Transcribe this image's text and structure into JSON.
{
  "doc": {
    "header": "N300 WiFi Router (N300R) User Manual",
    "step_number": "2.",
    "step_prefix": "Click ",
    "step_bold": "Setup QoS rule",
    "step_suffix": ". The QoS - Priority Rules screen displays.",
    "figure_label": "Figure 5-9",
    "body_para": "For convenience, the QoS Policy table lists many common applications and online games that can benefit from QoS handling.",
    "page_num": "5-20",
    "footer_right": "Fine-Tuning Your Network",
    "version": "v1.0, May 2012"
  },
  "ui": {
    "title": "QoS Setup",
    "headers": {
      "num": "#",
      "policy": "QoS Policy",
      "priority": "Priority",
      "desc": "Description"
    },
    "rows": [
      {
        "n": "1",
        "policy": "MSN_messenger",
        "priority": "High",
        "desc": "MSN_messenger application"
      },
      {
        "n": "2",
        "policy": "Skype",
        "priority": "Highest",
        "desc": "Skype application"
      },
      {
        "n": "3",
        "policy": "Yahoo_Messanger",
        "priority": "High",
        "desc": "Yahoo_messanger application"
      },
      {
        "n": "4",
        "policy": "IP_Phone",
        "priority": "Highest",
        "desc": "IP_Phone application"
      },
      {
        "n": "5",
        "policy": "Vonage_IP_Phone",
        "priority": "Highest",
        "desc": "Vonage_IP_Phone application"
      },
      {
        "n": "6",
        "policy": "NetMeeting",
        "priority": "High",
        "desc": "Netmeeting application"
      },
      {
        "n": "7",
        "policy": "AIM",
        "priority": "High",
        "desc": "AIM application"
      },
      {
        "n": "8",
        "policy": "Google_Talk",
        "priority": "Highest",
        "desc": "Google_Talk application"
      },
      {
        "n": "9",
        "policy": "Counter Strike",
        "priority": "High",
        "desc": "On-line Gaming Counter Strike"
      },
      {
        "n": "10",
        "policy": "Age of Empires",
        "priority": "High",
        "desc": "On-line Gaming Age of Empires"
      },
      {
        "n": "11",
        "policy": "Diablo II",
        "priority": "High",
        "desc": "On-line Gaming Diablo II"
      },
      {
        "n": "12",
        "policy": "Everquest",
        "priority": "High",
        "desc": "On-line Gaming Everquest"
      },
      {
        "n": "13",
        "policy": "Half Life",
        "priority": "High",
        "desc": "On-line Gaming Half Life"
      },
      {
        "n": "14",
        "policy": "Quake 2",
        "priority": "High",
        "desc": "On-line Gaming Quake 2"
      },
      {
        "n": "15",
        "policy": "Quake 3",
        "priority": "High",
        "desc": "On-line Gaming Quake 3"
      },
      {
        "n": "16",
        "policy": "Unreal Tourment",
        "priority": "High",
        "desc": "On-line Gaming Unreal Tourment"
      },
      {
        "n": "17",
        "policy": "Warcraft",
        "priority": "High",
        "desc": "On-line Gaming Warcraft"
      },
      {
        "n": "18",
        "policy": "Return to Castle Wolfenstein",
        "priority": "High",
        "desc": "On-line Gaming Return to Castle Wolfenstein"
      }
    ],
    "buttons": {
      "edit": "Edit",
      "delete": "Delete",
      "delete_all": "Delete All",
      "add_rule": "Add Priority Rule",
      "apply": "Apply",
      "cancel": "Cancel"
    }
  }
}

◆ ◆ ◆ ◆ ◆ ◆ ◆

Exercise aim ▸ Make a verbatim copy of every entry shown above.

Result below ▸
Transcribe this image's text and structure into JSON.
{
  "doc": {
    "header": "N300 WiFi Router (N300R) User Manual",
    "step_number": "2.",
    "step_prefix": "Click ",
    "step_bold": "Setup QoS rule",
    "step_suffix": ". The QoS - Priority Rules screen displays.",
    "figure_label": "Figure 5-9",
    "body_para": "For convenience, the QoS Policy table lists many common applications and online games that can benefit from QoS handling.",
    "page_num": "5-20",
    "footer_right": "Fine-Tuning Your Network",
    "version": "v1.0, May 2012"
  },
  "ui": {
    "title": "QoS Setup",
    "headers": {
      "num": "#",
      "policy": "QoS Policy",
      "priority": "Priority",
      "desc": "Description"
    },
    "rows": [
      {
        "n": "1",
        "policy": "MSN_messenger",
        "priority": "High",
        "desc": "MSN_messenger application"
      },
      {
        "n": "2",
        "policy": "Skype",
        "priority": "Highest",
        "desc": "Skype application"
      },
      {
        "n": "3",
        "policy": "Yahoo_Messanger",
        "priority": "High",
        "desc": "Yahoo_messanger application"
      },
      {
        "n": "4",
        "policy": "IP_Phone",
        "priority": "Highest",
        "desc": "IP_Phone application"
      },
      {
        "n": "5",
        "policy": "Vonage_IP_Phone",
        "priority": "Highest",
        "desc": "Vonage_IP_Phone application"
      },
      {
        "n": "6",
        "policy": "NetMeeting",
        "priority": "High",
        "desc": "Netmeeting application"
      },
      {
        "n": "7",
        "policy": "AIM",
        "priority": "High",
        "desc": "AIM application"
      },
      {
        "n": "8",
        "policy": "Google_Talk",
        "priority": "Highest",
        "desc": "Google_Talk application"
      },
      {
        "n": "9",
        "policy": "Counter Strike",
        "priority": "High",
        "desc": "On-line Gaming Counter Strike"
      },
      {
        "n": "10",
        "policy": "Age of Empires",
        "priority": "High",
        "desc": "On-line Gaming Age of Empires"
      },
      {
        "n": "11",
        "policy": "Diablo II",
        "priority": "High",
        "desc": "On-line Gaming Diablo II"
      },
      {
        "n": "12",
        "policy": "Everquest",
        "priority": "High",
        "desc": "On-line Gaming Everquest"
      },
      {
        "n": "13",
        "policy": "Half Life",
        "priority": "High",
        "desc": "On-line Gaming Half Life"
      },
      {
        "n": "14",
        "policy": "Quake 2",
        "priority": "High",
        "desc": "On-line Gaming Quake 2"
      },
      {
        "n": "15",
        "policy": "Quake 3",
        "priority": "High",
        "desc": "On-line Gaming Quake 3"
      },
      {
        "n": "16",
        "policy": "Unreal Tourment",
        "priority": "High",
        "desc": "On-line Gaming Unreal Tourment"
      },
      {
        "n": "17",
        "policy": "Warcraft",
        "priority": "High",
        "desc": "On-line Gaming Warcraft"
      },
      {
        "n": "18",
        "policy": "Return to Castle Wolfenstein",
        "priority": "High",
        "desc": "On-line Gaming Return to Castle Wolfenstein"
      }
    ],
    "buttons": {
      "edit": "Edit",
      "delete": "Delete",
      "delete_all": "Delete All",
      "add_rule": "Add Priority Rule",
      "apply": "Apply",
      "cancel": "Cancel"
    }
  }
}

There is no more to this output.